DATA ROWS:
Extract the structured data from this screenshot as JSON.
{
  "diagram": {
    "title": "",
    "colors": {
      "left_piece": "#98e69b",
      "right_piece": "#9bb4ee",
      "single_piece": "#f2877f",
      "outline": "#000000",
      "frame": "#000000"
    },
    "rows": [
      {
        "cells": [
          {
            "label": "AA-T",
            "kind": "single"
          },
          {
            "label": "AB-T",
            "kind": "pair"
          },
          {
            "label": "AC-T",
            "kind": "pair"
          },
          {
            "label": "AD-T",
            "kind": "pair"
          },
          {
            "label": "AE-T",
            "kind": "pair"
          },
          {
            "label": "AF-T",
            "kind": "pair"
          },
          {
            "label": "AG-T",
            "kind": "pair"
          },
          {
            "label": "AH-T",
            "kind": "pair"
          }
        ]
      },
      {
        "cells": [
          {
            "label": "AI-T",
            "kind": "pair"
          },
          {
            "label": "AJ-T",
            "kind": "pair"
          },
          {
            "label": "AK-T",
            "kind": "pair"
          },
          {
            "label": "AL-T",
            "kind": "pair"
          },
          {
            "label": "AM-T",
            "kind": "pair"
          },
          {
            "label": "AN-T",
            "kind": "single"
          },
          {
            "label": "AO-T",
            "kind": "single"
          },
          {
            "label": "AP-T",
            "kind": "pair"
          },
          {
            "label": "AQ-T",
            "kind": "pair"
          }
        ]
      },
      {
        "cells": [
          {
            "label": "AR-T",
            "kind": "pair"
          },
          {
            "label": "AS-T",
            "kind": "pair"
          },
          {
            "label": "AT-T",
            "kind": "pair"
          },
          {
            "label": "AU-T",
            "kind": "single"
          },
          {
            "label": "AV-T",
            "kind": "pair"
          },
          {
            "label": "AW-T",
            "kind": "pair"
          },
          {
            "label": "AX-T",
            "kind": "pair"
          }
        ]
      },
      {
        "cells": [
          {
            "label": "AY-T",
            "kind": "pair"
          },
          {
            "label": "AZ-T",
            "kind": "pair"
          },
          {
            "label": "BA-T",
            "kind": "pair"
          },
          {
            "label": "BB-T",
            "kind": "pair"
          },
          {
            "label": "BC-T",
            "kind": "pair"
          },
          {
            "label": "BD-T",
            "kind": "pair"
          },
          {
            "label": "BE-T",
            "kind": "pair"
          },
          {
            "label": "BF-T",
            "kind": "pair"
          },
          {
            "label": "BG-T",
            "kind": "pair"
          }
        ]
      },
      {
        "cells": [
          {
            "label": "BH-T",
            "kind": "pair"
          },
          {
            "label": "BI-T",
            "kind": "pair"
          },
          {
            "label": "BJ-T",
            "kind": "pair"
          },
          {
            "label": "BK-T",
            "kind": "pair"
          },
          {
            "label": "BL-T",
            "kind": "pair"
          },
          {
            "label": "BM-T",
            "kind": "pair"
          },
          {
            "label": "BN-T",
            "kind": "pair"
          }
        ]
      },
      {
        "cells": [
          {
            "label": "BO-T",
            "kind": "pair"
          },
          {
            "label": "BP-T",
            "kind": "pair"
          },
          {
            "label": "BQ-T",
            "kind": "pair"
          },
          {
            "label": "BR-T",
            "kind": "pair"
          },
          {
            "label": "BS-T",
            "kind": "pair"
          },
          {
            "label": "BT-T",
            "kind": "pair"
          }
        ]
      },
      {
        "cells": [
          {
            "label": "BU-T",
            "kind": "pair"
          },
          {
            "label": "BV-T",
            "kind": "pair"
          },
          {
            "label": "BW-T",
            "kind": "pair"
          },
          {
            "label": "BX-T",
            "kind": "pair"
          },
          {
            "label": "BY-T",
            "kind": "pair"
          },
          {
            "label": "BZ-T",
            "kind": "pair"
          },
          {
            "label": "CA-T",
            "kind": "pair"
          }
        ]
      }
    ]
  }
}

EXERCISE BRIEF:
Copy all the records above exactly, missing none.

EXERCISE RESULT:
Extract the structured data from this screenshot as JSON.
{
  "diagram": {
    "title": "",
    "colors": {
      "left_piece": "#98e69b",
      "right_piece": "#9bb4ee",
      "single_piece": "#f2877f",
      "outline": "#000000",
      "frame": "#000000"
    },
    "rows": [
      {
        "cells": [
          {
            "label": "AA-T",
            "kind": "single"
          },
          {
            "label": "AB-T",
            "kind": "pair"
          },
          {
            "label": "AC-T",
            "kind": "pair"
          },
          {
            "label": "AD-T",
            "kind": "pair"
          },
          {
            "label": "AE-T",
            "kind": "pair"
          },
          {
            "label": "AF-T",
            "kind": "pair"
          },
          {
            "label": "AG-T",
            "kind": "pair"
          },
          {
            "label": "AH-T",
            "kind": "pair"
          }
        ]
      },
      {
        "cells": [
          {
            "label": "AI-T",
            "kind": "pair"
          },
          {
            "label": "AJ-T",
            "kind": "pair"
          },
          {
            "label": "AK-T",
            "kind": "pair"
          },
          {
            "label": "AL-T",
            "kind": "pair"
          },
          {
            "label": "AM-T",
            "kind": "pair"
          },
          {
            "label": "AN-T",
            "kind": "single"
          },
          {
            "label": "AO-T",
            "kind": "single"
          },
          {
            "label": "AP-T",
            "kind": "pair"
          },
          {
            "label": "AQ-T",
            "kind": "pair"
          }
        ]
      },
      {
        "cells": [
          {
            "label": "AR-T",
            "kind": "pair"
          },
          {
            "label": "AS-T",
            "kind": "pair"
          },
          {
            "label": "AT-T",
            "kind": "pair"
          },
          {
            "label": "AU-T",
            "kind": "single"
          },
          {
            "label": "AV-T",
            "kind": "pair"
          },
          {
            "label": "AW-T",
            "kind": "pair"
          },
          {
            "label": "AX-T",
            "kind": "pair"
          }
        ]
      },
      {
        "cells": [
          {
            "label": "AY-T",
            "kind": "pair"
          },
          {
            "label": "AZ-T",
            "kind": "pair"
          },
          {
            "label": "BA-T",
            "kind": "pair"
          },
          {
            "label": "BB-T",
            "kind": "pair"
          },
          {
            "label": "BC-T",
            "kind": "pair"
          },
          {
            "label": "BD-T",
            "kind": "pair"
          },
          {
            "label": "BE-T",
            "kind": "pair"
          },
          {
            "label": "BF-T",
            "kind": "pair"
          },
          {
            "label": "BG-T",
            "kind": "pair"
          }
        ]
      },
      {
        "cells": [
          {
            "label": "BH-T",
            "kind": "pair"
          },
          {
            "label": "BI-T",
            "kind": "pair"
          },
          {
            "label": "BJ-T",
            "kind": "pair"
          },
          {
            "label": "BK-T",
            "kind": "pair"
          },
          {
            "label": "BL-T",
            "kind": "pair"
          },
          {
            "label": "BM-T",
            "kind": "pair"
          },
          {
            "label": "BN-T",
            "kind": "pair"
          }
        ]
      },
      {
        "cells": [
          {
            "label": "BO-T",
            "kind": "pair"
          },
          {
            "label": "BP-T",
            "kind": "pair"
          },
          {
            "label": "BQ-T",
            "kind": "pair"
          },
          {
            "label": "BR-T",
            "kind": "pair"
          },
          {
            "label": "BS-T",
            "kind": "pair"
          },
          {
            "label": "BT-T",
            "kind": "pair"
          }
        ]
      },
      {
        "cells": [
          {
            "label": "BU-T",
            "kind": "pair"
          },
          {
            "label": "BV-T",
            "kind": "pair"
          },
          {
            "label": "BW-T",
            "kind": "pair"
          },
          {
            "label": "BX-T",
            "kind": "pair"
          },
          {
            "label": "BY-T",
            "kind": "pair"
          },
          {
            "label": "BZ-T",
            "kind": "pair"
          },
          {
            "label": "CA-T",
            "kind": "pair"
          }
        ]
      }
    ]
  }
}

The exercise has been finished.